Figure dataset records
++++++++++++++++++++

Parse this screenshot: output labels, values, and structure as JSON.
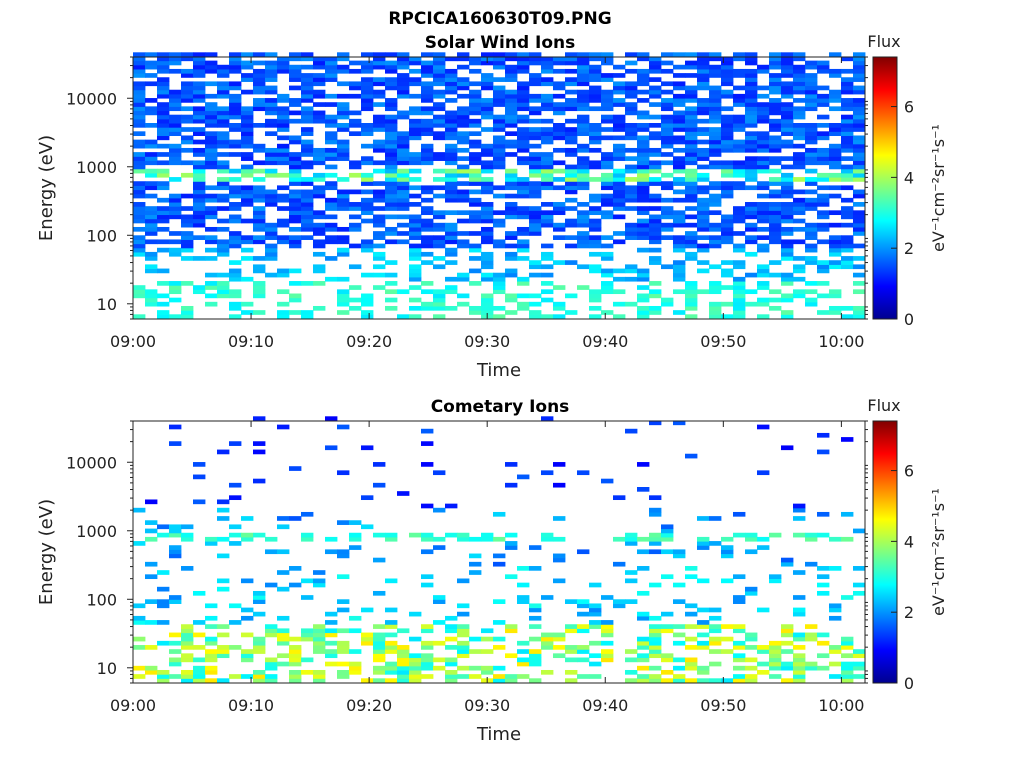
{
  "figure": {
    "title": "RPCICA160630T09.PNG",
    "background": "#ffffff"
  },
  "chart_data": [
    {
      "type": "heatmap",
      "title": "Solar Wind Ions",
      "xlabel": "Time",
      "ylabel": "Energy (eV)",
      "x_ticks": [
        "09:00",
        "09:10",
        "09:20",
        "09:30",
        "09:40",
        "09:50",
        "10:00"
      ],
      "x_range": [
        "09:00",
        "10:02"
      ],
      "y_ticks": [
        "10",
        "100",
        "1000",
        "10000"
      ],
      "y_range": [
        6,
        40000
      ],
      "y_scale": "log",
      "colorbar": {
        "title": "Flux",
        "label": "eV⁻¹cm⁻²sr⁻¹s⁻¹",
        "ticks": [
          "0",
          "2",
          "4",
          "6"
        ],
        "range": [
          0,
          7.4
        ],
        "colormap": "jet"
      },
      "description_of_values": "dense low-flux (~0.3-1.5) coverage above ~60 eV, enhanced flux (~3-4) near 700-800 eV and at lowest energies (~2-3)"
    },
    {
      "type": "heatmap",
      "title": "Cometary Ions",
      "xlabel": "Time",
      "ylabel": "Energy (eV)",
      "x_ticks": [
        "09:00",
        "09:10",
        "09:20",
        "09:30",
        "09:40",
        "09:50",
        "10:00"
      ],
      "x_range": [
        "09:00",
        "10:02"
      ],
      "y_ticks": [
        "10",
        "100",
        "1000",
        "10000"
      ],
      "y_range": [
        6,
        40000
      ],
      "y_scale": "log",
      "colorbar": {
        "title": "Flux",
        "label": "eV⁻¹cm⁻²sr⁻¹s⁻¹",
        "ticks": [
          "0",
          "2",
          "4",
          "6"
        ],
        "range": [
          0,
          7.4
        ],
        "colormap": "jet"
      },
      "description_of_values": "sparse low-flux points at high energies, moderate flux (~2-3) near 800 eV, strongest flux (~3-5) below ~25 eV"
    }
  ]
}
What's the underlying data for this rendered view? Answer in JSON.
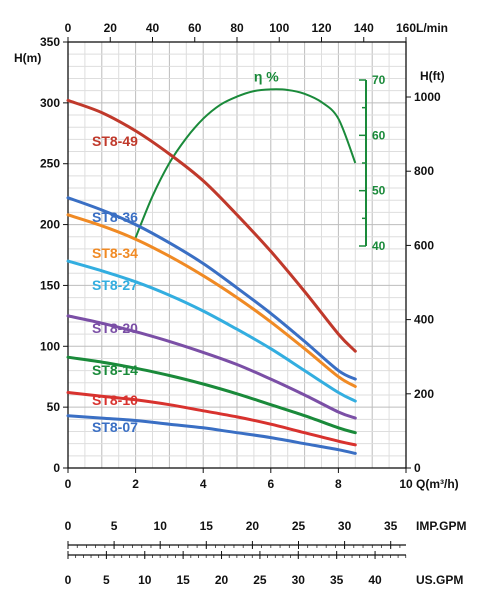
{
  "chart_data": {
    "type": "line",
    "title": "",
    "xlabel": "Q(m³/h)",
    "ylabel": "H(m)",
    "xlim": [
      0,
      10
    ],
    "ylim": [
      0,
      350
    ],
    "grid": true,
    "x_ticks": [
      "0",
      "2",
      "4",
      "6",
      "8",
      "10"
    ],
    "y_ticks": [
      "0",
      "50",
      "100",
      "150",
      "200",
      "250",
      "300",
      "350"
    ],
    "top_axis": {
      "label": "L/min",
      "ticks": [
        "0",
        "20",
        "40",
        "60",
        "80",
        "100",
        "120",
        "140",
        "160"
      ]
    },
    "right_axis": {
      "label": "H(ft)",
      "ticks": [
        "0",
        "200",
        "400",
        "600",
        "800",
        "1000"
      ]
    },
    "efficiency_axis": {
      "label": "η %",
      "ticks": [
        "40",
        "50",
        "60",
        "70"
      ],
      "range": [
        40,
        70
      ],
      "color": "#1a8a3a",
      "curve": {
        "x": [
          2.0,
          2.5,
          3.0,
          3.5,
          4.0,
          4.5,
          5.0,
          5.5,
          6.0,
          6.5,
          7.0,
          7.5,
          8.0,
          8.5
        ],
        "eta": [
          41.5,
          49.0,
          55.0,
          59.5,
          63.0,
          65.5,
          67.0,
          68.0,
          68.3,
          68.2,
          67.5,
          66.0,
          63.0,
          55.0
        ]
      }
    },
    "imp_gpm_axis": {
      "label": "IMP.GPM",
      "ticks": [
        "0",
        "5",
        "10",
        "15",
        "20",
        "25",
        "30",
        "35"
      ]
    },
    "us_gpm_axis": {
      "label": "US.GPM",
      "ticks": [
        "0",
        "5",
        "10",
        "15",
        "20",
        "25",
        "30",
        "35",
        "40"
      ]
    },
    "x": [
      0,
      1,
      2,
      3,
      4,
      5,
      6,
      7,
      8,
      8.5
    ],
    "series": [
      {
        "name": "ST8-49",
        "color": "#c0392b",
        "values": [
          302,
          292,
          277,
          258,
          236,
          208,
          178,
          145,
          110,
          96
        ]
      },
      {
        "name": "ST8-36",
        "color": "#3a6fc4",
        "values": [
          222,
          212,
          200,
          185,
          168,
          148,
          127,
          104,
          80,
          73
        ]
      },
      {
        "name": "ST8-34",
        "color": "#f08a24",
        "values": [
          208,
          199,
          188,
          174,
          158,
          140,
          120,
          98,
          75,
          67
        ]
      },
      {
        "name": "ST8-27",
        "color": "#33aee0",
        "values": [
          170,
          162,
          153,
          142,
          129,
          114,
          98,
          80,
          62,
          55
        ]
      },
      {
        "name": "ST8-20",
        "color": "#7b4fa6",
        "values": [
          125,
          119,
          112,
          104,
          95,
          85,
          73,
          60,
          46,
          41
        ]
      },
      {
        "name": "ST8-14",
        "color": "#1a8a3a",
        "values": [
          91,
          87,
          82,
          76,
          69,
          61,
          52,
          43,
          33,
          29
        ]
      },
      {
        "name": "ST8-10",
        "color": "#d8322e",
        "values": [
          62,
          59,
          56,
          52,
          47,
          42,
          36,
          29,
          22,
          19
        ]
      },
      {
        "name": "ST8-07",
        "color": "#3a6fc4",
        "values": [
          43,
          41,
          39,
          36,
          33,
          29,
          25,
          20,
          15,
          12
        ]
      }
    ]
  }
}
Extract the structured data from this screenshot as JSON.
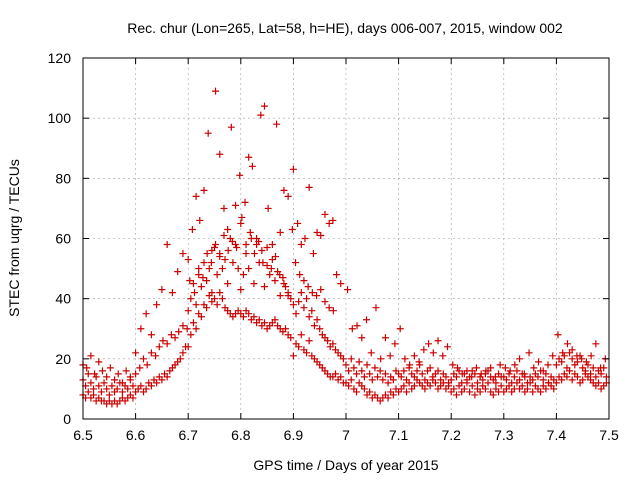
{
  "chart_data": {
    "type": "scatter",
    "title": "Rec. chur (Lon=265, Lat=58, h=HE), days 006-007, 2015, window 002",
    "xlabel": "GPS time / Days of year 2015",
    "ylabel": "STEC from uqrg / TECUs",
    "xlim": [
      6.5,
      7.5
    ],
    "ylim": [
      0,
      120
    ],
    "xticks": [
      "6.5",
      "6.6",
      "6.7",
      "6.8",
      "6.9",
      "7",
      "7.1",
      "7.2",
      "7.3",
      "7.4",
      "7.5"
    ],
    "yticks": [
      "0",
      "20",
      "40",
      "60",
      "80",
      "100",
      "120"
    ],
    "grid": true,
    "marker": "plus",
    "color": "#cc0000",
    "series": [
      {
        "x": [
          6.5,
          6.505,
          6.51,
          6.515,
          6.52,
          6.525,
          6.53,
          6.535,
          6.54,
          6.545,
          6.55,
          6.555,
          6.56,
          6.565,
          6.57,
          6.575,
          6.58,
          6.585,
          6.59,
          6.595,
          6.5,
          6.505,
          6.51,
          6.515,
          6.52,
          6.525,
          6.53,
          6.535,
          6.54,
          6.545,
          6.55,
          6.555,
          6.56,
          6.565,
          6.57,
          6.575,
          6.58,
          6.585,
          6.59,
          6.595,
          6.5,
          6.507,
          6.515,
          6.522,
          6.53,
          6.537,
          6.545,
          6.552,
          6.56,
          6.567,
          6.575,
          6.582,
          6.59,
          6.6,
          6.605,
          6.61,
          6.615,
          6.62,
          6.625,
          6.63,
          6.635,
          6.64,
          6.645,
          6.65,
          6.655,
          6.66,
          6.665,
          6.67,
          6.675,
          6.68,
          6.685,
          6.69,
          6.695,
          6.6,
          6.608,
          6.615,
          6.622,
          6.63,
          6.638,
          6.645,
          6.652,
          6.66,
          6.668,
          6.675,
          6.682,
          6.69,
          6.698,
          6.6,
          6.61,
          6.62,
          6.63,
          6.64,
          6.65,
          6.66,
          6.67,
          6.68,
          6.69,
          6.7,
          6.705,
          6.71,
          6.715,
          6.72,
          6.725,
          6.73,
          6.735,
          6.74,
          6.745,
          6.75,
          6.755,
          6.76,
          6.765,
          6.77,
          6.775,
          6.78,
          6.785,
          6.79,
          6.795,
          6.7,
          6.705,
          6.71,
          6.715,
          6.72,
          6.725,
          6.73,
          6.735,
          6.74,
          6.745,
          6.75,
          6.755,
          6.76,
          6.765,
          6.77,
          6.775,
          6.78,
          6.785,
          6.79,
          6.795,
          6.7,
          6.708,
          6.715,
          6.722,
          6.73,
          6.738,
          6.745,
          6.752,
          6.76,
          6.768,
          6.775,
          6.782,
          6.79,
          6.798,
          6.703,
          6.712,
          6.72,
          6.728,
          6.736,
          6.744,
          6.752,
          6.76,
          6.768,
          6.776,
          6.784,
          6.792,
          6.8,
          6.805,
          6.81,
          6.815,
          6.82,
          6.825,
          6.83,
          6.835,
          6.84,
          6.845,
          6.85,
          6.855,
          6.86,
          6.865,
          6.87,
          6.875,
          6.88,
          6.885,
          6.89,
          6.895,
          6.8,
          6.805,
          6.81,
          6.815,
          6.82,
          6.825,
          6.83,
          6.835,
          6.84,
          6.845,
          6.85,
          6.855,
          6.86,
          6.865,
          6.87,
          6.875,
          6.88,
          6.885,
          6.89,
          6.895,
          6.8,
          6.808,
          6.815,
          6.822,
          6.83,
          6.838,
          6.845,
          6.852,
          6.86,
          6.868,
          6.875,
          6.882,
          6.89,
          6.898,
          6.802,
          6.81,
          6.818,
          6.826,
          6.834,
          6.842,
          6.85,
          6.858,
          6.866,
          6.874,
          6.882,
          6.89,
          6.9,
          6.905,
          6.91,
          6.915,
          6.92,
          6.925,
          6.93,
          6.935,
          6.94,
          6.945,
          6.95,
          6.955,
          6.96,
          6.965,
          6.97,
          6.975,
          6.98,
          6.985,
          6.99,
          6.995,
          6.9,
          6.905,
          6.91,
          6.915,
          6.92,
          6.925,
          6.93,
          6.935,
          6.94,
          6.945,
          6.95,
          6.955,
          6.96,
          6.965,
          6.97,
          6.975,
          6.98,
          6.985,
          6.99,
          6.995,
          6.9,
          6.908,
          6.915,
          6.922,
          6.93,
          6.938,
          6.945,
          6.952,
          6.96,
          6.968,
          6.975,
          6.982,
          6.99,
          6.904,
          6.912,
          6.92,
          6.928,
          6.936,
          6.944,
          6.952,
          6.96,
          6.968,
          6.976,
          7.0,
          7.005,
          7.01,
          7.015,
          7.02,
          7.025,
          7.03,
          7.035,
          7.04,
          7.045,
          7.05,
          7.055,
          7.06,
          7.065,
          7.07,
          7.075,
          7.08,
          7.085,
          7.09,
          7.095,
          7.0,
          7.005,
          7.01,
          7.015,
          7.02,
          7.025,
          7.03,
          7.035,
          7.04,
          7.045,
          7.05,
          7.055,
          7.06,
          7.065,
          7.07,
          7.075,
          7.08,
          7.085,
          7.09,
          7.095,
          7.003,
          7.012,
          7.021,
          7.03,
          7.039,
          7.048,
          7.057,
          7.066,
          7.075,
          7.084,
          7.093,
          7.1,
          7.105,
          7.11,
          7.115,
          7.12,
          7.125,
          7.13,
          7.135,
          7.14,
          7.145,
          7.15,
          7.155,
          7.16,
          7.165,
          7.17,
          7.175,
          7.18,
          7.185,
          7.19,
          7.195,
          7.1,
          7.105,
          7.11,
          7.115,
          7.12,
          7.125,
          7.13,
          7.135,
          7.14,
          7.145,
          7.15,
          7.155,
          7.16,
          7.165,
          7.17,
          7.175,
          7.18,
          7.185,
          7.19,
          7.195,
          7.103,
          7.112,
          7.121,
          7.13,
          7.139,
          7.148,
          7.157,
          7.166,
          7.175,
          7.184,
          7.193,
          7.2,
          7.205,
          7.21,
          7.215,
          7.22,
          7.225,
          7.23,
          7.235,
          7.24,
          7.245,
          7.25,
          7.255,
          7.26,
          7.265,
          7.27,
          7.275,
          7.28,
          7.285,
          7.29,
          7.295,
          7.2,
          7.205,
          7.21,
          7.215,
          7.22,
          7.225,
          7.23,
          7.235,
          7.24,
          7.245,
          7.25,
          7.255,
          7.26,
          7.265,
          7.27,
          7.275,
          7.28,
          7.285,
          7.29,
          7.295,
          7.203,
          7.212,
          7.221,
          7.23,
          7.239,
          7.248,
          7.257,
          7.266,
          7.275,
          7.284,
          7.293,
          7.3,
          7.305,
          7.31,
          7.315,
          7.32,
          7.325,
          7.33,
          7.335,
          7.34,
          7.345,
          7.35,
          7.355,
          7.36,
          7.365,
          7.37,
          7.375,
          7.38,
          7.385,
          7.39,
          7.395,
          7.3,
          7.305,
          7.31,
          7.315,
          7.32,
          7.325,
          7.33,
          7.335,
          7.34,
          7.345,
          7.35,
          7.355,
          7.36,
          7.365,
          7.37,
          7.375,
          7.38,
          7.385,
          7.39,
          7.395,
          7.303,
          7.312,
          7.321,
          7.33,
          7.339,
          7.348,
          7.357,
          7.366,
          7.375,
          7.384,
          7.393,
          7.4,
          7.405,
          7.41,
          7.415,
          7.42,
          7.425,
          7.43,
          7.435,
          7.44,
          7.445,
          7.45,
          7.455,
          7.46,
          7.465,
          7.47,
          7.475,
          7.48,
          7.485,
          7.49,
          7.495,
          7.4,
          7.405,
          7.41,
          7.415,
          7.42,
          7.425,
          7.43,
          7.435,
          7.44,
          7.445,
          7.45,
          7.455,
          7.46,
          7.465,
          7.47,
          7.475,
          7.48,
          7.485,
          7.49,
          7.495,
          7.403,
          7.412,
          7.421,
          7.43,
          7.439,
          7.448,
          7.457,
          7.466,
          7.475,
          7.484,
          7.493
        ],
        "y": [
          8,
          7,
          9,
          7,
          8,
          6,
          7,
          6,
          6,
          5,
          6,
          5,
          6,
          5,
          6,
          7,
          6,
          7,
          8,
          7,
          13,
          11,
          15,
          12,
          10,
          14,
          11,
          9,
          12,
          10,
          8,
          11,
          9,
          10,
          12,
          9,
          11,
          10,
          13,
          11,
          18,
          17,
          21,
          15,
          19,
          16,
          14,
          17,
          13,
          15,
          12,
          16,
          14,
          9,
          10,
          11,
          9,
          10,
          12,
          11,
          13,
          12,
          14,
          13,
          15,
          14,
          16,
          17,
          18,
          19,
          20,
          22,
          24,
          15,
          17,
          20,
          18,
          22,
          21,
          24,
          26,
          25,
          28,
          27,
          29,
          31,
          30,
          22,
          30,
          35,
          28,
          38,
          43,
          58,
          42,
          49,
          55,
          24,
          28,
          32,
          30,
          35,
          34,
          38,
          37,
          41,
          39,
          40,
          38,
          42,
          40,
          37,
          36,
          35,
          34,
          35,
          36,
          36,
          40,
          45,
          38,
          48,
          44,
          52,
          46,
          50,
          42,
          57,
          48,
          55,
          50,
          53,
          45,
          60,
          52,
          58,
          50,
          53,
          63,
          74,
          66,
          76,
          95,
          56,
          109,
          88,
          70,
          63,
          97,
          71,
          81,
          46,
          42,
          50,
          47,
          55,
          52,
          58,
          54,
          61,
          56,
          59,
          57,
          35,
          34,
          36,
          35,
          33,
          34,
          32,
          33,
          31,
          32,
          30,
          31,
          32,
          33,
          31,
          30,
          29,
          30,
          28,
          27,
          43,
          48,
          55,
          50,
          60,
          45,
          58,
          52,
          56,
          44,
          51,
          48,
          53,
          46,
          49,
          41,
          47,
          44,
          42,
          40,
          65,
          72,
          87,
          84,
          60,
          101,
          104,
          70,
          58,
          98,
          62,
          76,
          74,
          63,
          67,
          58,
          62,
          55,
          59,
          52,
          57,
          50,
          54,
          48,
          45,
          41,
          21,
          25,
          24,
          28,
          23,
          22,
          26,
          21,
          20,
          19,
          18,
          17,
          16,
          15,
          14,
          14,
          15,
          13,
          14,
          12,
          38,
          35,
          39,
          42,
          37,
          40,
          34,
          36,
          31,
          33,
          30,
          28,
          27,
          26,
          24,
          25,
          23,
          22,
          21,
          20,
          83,
          65,
          58,
          60,
          77,
          55,
          62,
          61,
          68,
          65,
          66,
          48,
          45,
          52,
          48,
          46,
          44,
          42,
          41,
          43,
          39,
          37,
          36,
          12,
          11,
          13,
          10,
          9,
          12,
          11,
          10,
          8,
          9,
          7,
          8,
          7,
          6,
          7,
          8,
          7,
          9,
          8,
          10,
          18,
          16,
          20,
          17,
          15,
          19,
          16,
          14,
          18,
          15,
          13,
          17,
          14,
          16,
          13,
          15,
          12,
          14,
          13,
          16,
          43,
          30,
          31,
          27,
          33,
          22,
          37,
          20,
          27,
          21,
          25,
          9,
          10,
          11,
          9,
          12,
          10,
          11,
          13,
          12,
          11,
          10,
          12,
          11,
          13,
          12,
          10,
          11,
          12,
          10,
          11,
          15,
          14,
          16,
          13,
          17,
          15,
          14,
          16,
          18,
          15,
          13,
          16,
          17,
          14,
          15,
          16,
          13,
          15,
          14,
          12,
          30,
          20,
          18,
          21,
          19,
          23,
          25,
          22,
          26,
          21,
          24,
          9,
          10,
          8,
          11,
          9,
          10,
          12,
          9,
          11,
          8,
          10,
          9,
          11,
          10,
          12,
          9,
          8,
          10,
          9,
          11,
          13,
          15,
          14,
          16,
          12,
          15,
          13,
          14,
          16,
          15,
          12,
          14,
          13,
          15,
          16,
          14,
          13,
          12,
          15,
          14,
          18,
          17,
          15,
          16,
          14,
          17,
          15,
          16,
          17,
          14,
          18,
          9,
          10,
          11,
          9,
          10,
          12,
          10,
          11,
          9,
          10,
          12,
          9,
          11,
          10,
          9,
          11,
          10,
          12,
          11,
          10,
          14,
          13,
          15,
          12,
          14,
          16,
          13,
          15,
          14,
          12,
          14,
          13,
          15,
          14,
          16,
          13,
          15,
          12,
          14,
          13,
          17,
          16,
          18,
          20,
          15,
          22,
          17,
          19,
          16,
          18,
          21,
          12,
          14,
          13,
          15,
          14,
          16,
          13,
          15,
          14,
          12,
          13,
          15,
          14,
          13,
          12,
          11,
          12,
          10,
          11,
          12,
          18,
          20,
          19,
          21,
          17,
          22,
          20,
          18,
          19,
          21,
          17,
          16,
          18,
          15,
          17,
          14,
          16,
          15,
          17,
          14,
          28,
          22,
          25,
          23,
          21,
          20,
          19,
          21,
          25,
          17,
          20
        ]
      }
    ]
  }
}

++++++++++++++++++++

**Exercise goal:** Report the number of lines holding the string "title", without any other words.

**Answer for this exercise:** 7